• **WHAT IS EXPECTED**
Select every line containing the word "porcino" from the material, and copy those lines.

___

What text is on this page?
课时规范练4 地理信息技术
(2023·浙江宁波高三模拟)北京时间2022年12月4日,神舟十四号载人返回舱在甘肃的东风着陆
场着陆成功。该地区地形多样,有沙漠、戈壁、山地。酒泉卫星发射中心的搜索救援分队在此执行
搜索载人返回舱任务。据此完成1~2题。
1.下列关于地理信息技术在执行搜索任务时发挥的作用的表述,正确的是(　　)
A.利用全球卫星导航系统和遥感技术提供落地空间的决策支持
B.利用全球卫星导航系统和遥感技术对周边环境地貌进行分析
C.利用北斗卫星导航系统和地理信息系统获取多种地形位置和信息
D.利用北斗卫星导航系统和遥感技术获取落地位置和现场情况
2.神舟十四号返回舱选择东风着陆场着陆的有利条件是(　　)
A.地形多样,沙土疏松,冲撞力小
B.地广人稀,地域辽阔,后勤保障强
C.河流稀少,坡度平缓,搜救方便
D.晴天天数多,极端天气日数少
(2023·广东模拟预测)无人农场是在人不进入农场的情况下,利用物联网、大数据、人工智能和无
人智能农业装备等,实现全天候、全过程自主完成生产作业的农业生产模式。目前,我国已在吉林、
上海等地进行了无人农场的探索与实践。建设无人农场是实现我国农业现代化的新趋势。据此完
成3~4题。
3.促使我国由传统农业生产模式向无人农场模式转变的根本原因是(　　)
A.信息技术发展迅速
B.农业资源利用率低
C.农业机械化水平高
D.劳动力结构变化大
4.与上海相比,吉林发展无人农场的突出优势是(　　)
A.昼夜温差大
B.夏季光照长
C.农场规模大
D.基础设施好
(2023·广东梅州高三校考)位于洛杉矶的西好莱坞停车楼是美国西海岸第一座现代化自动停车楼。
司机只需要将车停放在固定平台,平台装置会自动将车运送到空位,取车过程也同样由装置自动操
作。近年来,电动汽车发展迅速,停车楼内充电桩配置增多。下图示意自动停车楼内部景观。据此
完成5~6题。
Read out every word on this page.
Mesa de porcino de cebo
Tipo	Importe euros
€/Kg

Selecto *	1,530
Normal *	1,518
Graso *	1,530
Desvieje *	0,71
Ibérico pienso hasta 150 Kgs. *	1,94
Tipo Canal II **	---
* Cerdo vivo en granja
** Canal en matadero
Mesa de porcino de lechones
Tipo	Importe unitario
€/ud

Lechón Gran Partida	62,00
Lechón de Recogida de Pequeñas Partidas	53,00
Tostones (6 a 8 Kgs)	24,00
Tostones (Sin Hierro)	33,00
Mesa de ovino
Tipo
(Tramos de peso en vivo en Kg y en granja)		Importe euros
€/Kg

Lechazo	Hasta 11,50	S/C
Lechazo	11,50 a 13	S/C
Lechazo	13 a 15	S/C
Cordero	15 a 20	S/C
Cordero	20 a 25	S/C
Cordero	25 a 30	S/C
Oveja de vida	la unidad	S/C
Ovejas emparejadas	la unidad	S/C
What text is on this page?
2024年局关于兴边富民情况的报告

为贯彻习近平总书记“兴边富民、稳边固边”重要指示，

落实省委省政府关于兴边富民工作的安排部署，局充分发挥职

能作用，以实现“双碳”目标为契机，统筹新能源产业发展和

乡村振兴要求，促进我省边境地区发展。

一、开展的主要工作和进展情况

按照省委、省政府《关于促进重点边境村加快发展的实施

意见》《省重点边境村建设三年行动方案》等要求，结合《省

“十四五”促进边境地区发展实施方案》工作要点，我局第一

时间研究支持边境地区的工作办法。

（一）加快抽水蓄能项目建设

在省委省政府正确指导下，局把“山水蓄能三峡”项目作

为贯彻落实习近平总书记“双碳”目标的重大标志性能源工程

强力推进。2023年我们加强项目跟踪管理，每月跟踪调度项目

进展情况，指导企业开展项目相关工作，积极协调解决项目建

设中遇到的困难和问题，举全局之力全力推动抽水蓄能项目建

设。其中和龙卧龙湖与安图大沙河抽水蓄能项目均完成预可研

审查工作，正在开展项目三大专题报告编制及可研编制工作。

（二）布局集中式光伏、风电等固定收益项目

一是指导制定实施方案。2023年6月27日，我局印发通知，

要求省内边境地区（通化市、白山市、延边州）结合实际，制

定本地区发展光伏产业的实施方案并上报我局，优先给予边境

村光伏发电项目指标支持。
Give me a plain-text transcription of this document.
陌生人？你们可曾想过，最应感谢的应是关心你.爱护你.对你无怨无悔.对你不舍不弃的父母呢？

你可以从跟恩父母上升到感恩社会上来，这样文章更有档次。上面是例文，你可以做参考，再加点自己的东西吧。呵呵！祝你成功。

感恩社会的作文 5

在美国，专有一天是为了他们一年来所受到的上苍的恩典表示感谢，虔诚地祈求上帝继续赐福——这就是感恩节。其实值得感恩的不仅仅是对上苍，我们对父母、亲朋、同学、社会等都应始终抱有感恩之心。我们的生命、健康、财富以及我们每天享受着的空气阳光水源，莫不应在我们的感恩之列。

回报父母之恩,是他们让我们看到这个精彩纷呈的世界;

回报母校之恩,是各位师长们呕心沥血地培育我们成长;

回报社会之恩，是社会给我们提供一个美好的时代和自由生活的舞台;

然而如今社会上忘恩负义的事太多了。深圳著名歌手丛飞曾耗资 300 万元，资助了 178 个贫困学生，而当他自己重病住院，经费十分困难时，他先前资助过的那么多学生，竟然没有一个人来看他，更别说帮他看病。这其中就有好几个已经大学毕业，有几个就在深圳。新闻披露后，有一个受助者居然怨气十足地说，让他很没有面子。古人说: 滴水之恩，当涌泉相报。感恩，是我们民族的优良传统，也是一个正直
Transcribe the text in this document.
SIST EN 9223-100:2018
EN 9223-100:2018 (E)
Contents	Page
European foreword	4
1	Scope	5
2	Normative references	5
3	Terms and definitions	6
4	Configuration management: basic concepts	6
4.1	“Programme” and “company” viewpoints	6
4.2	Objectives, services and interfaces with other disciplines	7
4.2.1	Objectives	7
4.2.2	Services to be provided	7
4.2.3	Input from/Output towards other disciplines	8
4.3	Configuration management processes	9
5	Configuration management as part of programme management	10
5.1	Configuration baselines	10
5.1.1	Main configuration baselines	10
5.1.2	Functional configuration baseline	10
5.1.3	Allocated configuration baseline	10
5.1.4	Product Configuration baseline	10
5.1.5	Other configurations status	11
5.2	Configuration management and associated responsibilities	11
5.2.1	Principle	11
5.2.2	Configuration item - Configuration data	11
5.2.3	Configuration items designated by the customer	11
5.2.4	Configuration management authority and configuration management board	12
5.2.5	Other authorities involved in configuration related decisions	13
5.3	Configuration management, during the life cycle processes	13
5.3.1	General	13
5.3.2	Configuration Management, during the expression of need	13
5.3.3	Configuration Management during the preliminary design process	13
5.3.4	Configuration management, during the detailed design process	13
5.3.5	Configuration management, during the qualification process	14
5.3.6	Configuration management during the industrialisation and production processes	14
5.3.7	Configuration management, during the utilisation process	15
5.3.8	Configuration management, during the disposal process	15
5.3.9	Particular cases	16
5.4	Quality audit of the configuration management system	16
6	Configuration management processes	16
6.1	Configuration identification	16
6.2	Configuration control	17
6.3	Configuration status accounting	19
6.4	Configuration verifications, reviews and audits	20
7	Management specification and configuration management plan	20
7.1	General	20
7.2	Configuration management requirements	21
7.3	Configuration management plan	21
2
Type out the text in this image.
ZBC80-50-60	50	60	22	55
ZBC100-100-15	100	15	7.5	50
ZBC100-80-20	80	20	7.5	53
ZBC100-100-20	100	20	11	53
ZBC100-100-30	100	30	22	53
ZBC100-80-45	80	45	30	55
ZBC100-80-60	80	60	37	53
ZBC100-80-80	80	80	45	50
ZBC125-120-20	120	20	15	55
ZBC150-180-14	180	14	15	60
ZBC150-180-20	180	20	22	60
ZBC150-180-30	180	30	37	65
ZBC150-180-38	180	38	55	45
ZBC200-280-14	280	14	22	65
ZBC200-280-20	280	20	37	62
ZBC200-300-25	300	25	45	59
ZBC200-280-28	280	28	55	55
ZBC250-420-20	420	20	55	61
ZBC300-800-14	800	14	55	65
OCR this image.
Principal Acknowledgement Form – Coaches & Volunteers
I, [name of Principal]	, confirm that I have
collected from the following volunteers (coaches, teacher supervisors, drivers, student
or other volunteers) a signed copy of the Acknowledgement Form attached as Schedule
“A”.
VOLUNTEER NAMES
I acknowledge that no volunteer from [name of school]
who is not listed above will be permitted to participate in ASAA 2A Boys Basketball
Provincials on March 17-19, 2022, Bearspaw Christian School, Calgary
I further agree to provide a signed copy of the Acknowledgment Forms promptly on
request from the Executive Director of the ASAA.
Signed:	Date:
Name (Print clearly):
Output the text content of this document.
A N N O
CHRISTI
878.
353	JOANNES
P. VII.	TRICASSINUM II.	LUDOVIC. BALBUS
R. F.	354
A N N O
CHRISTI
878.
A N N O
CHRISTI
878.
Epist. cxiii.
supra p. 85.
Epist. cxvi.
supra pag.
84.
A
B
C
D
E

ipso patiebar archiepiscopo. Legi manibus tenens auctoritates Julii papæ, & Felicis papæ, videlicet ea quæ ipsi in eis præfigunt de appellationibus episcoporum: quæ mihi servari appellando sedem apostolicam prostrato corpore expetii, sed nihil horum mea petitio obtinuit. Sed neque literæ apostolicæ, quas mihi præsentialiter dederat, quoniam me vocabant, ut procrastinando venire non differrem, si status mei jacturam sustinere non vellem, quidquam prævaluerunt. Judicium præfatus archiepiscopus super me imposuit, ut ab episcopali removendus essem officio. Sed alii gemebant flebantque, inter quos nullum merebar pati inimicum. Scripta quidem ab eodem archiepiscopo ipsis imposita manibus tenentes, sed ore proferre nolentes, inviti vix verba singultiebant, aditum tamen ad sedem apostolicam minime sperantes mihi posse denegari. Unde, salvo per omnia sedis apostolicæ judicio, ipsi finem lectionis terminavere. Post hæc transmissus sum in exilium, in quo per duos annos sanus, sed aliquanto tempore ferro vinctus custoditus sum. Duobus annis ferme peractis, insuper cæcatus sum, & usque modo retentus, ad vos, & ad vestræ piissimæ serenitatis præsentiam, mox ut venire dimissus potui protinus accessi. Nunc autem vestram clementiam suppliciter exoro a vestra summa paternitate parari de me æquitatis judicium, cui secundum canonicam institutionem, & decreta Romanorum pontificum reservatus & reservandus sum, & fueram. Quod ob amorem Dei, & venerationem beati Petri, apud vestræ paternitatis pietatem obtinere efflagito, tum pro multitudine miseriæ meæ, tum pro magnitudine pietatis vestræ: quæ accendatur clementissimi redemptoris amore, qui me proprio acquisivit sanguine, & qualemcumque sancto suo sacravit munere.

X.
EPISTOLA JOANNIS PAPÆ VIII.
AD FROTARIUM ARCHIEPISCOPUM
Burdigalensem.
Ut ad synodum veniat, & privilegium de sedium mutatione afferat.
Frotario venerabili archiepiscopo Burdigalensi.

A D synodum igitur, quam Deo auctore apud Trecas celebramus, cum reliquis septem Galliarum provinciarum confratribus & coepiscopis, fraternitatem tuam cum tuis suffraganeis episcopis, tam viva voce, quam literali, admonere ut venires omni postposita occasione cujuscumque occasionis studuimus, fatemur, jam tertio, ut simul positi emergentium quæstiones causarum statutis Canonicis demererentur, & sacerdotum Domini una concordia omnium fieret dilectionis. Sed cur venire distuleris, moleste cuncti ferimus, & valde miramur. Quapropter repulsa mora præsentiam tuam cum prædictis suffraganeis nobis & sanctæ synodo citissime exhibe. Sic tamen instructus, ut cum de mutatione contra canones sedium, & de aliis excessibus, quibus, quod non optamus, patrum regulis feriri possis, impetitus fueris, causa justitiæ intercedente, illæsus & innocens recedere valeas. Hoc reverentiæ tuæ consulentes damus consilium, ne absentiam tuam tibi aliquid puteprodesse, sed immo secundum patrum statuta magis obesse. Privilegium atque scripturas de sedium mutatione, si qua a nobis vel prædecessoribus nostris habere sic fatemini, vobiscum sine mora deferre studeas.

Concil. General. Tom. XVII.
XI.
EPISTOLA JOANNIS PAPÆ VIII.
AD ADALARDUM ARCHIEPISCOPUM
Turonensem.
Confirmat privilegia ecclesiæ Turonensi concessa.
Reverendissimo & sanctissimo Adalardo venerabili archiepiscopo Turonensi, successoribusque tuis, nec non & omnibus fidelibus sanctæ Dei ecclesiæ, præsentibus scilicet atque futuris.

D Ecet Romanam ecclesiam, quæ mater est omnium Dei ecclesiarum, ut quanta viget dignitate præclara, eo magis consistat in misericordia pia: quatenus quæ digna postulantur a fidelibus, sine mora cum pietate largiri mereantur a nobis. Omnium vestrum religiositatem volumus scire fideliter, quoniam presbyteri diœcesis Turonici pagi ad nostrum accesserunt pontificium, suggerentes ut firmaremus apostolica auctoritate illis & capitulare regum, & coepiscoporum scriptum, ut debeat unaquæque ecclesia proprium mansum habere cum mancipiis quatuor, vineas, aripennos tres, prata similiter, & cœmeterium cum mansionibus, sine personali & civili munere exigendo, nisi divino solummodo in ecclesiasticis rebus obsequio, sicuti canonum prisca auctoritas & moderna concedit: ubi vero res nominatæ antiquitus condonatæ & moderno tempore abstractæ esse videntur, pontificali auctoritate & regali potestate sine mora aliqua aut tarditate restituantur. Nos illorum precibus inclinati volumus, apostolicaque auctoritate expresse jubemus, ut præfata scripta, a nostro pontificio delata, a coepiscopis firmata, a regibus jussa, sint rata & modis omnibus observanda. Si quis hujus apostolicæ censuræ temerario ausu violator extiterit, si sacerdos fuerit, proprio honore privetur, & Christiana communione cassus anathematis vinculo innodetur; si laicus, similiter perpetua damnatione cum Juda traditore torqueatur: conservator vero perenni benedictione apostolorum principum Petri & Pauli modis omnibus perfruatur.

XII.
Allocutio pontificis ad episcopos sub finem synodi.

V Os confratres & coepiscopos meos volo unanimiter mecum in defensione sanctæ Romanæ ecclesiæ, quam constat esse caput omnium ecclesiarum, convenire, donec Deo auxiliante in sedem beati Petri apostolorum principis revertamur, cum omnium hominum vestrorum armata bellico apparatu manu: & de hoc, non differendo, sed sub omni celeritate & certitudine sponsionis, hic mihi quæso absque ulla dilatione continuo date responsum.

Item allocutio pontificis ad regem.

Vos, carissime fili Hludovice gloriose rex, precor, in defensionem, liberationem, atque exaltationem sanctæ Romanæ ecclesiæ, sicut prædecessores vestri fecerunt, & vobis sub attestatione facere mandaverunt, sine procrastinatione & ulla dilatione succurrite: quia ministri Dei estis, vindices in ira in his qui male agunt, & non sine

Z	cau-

___

• **SOLUTION TO THIS TASK**
Mesa de porcino de cebo
Mesa de porcino de lechones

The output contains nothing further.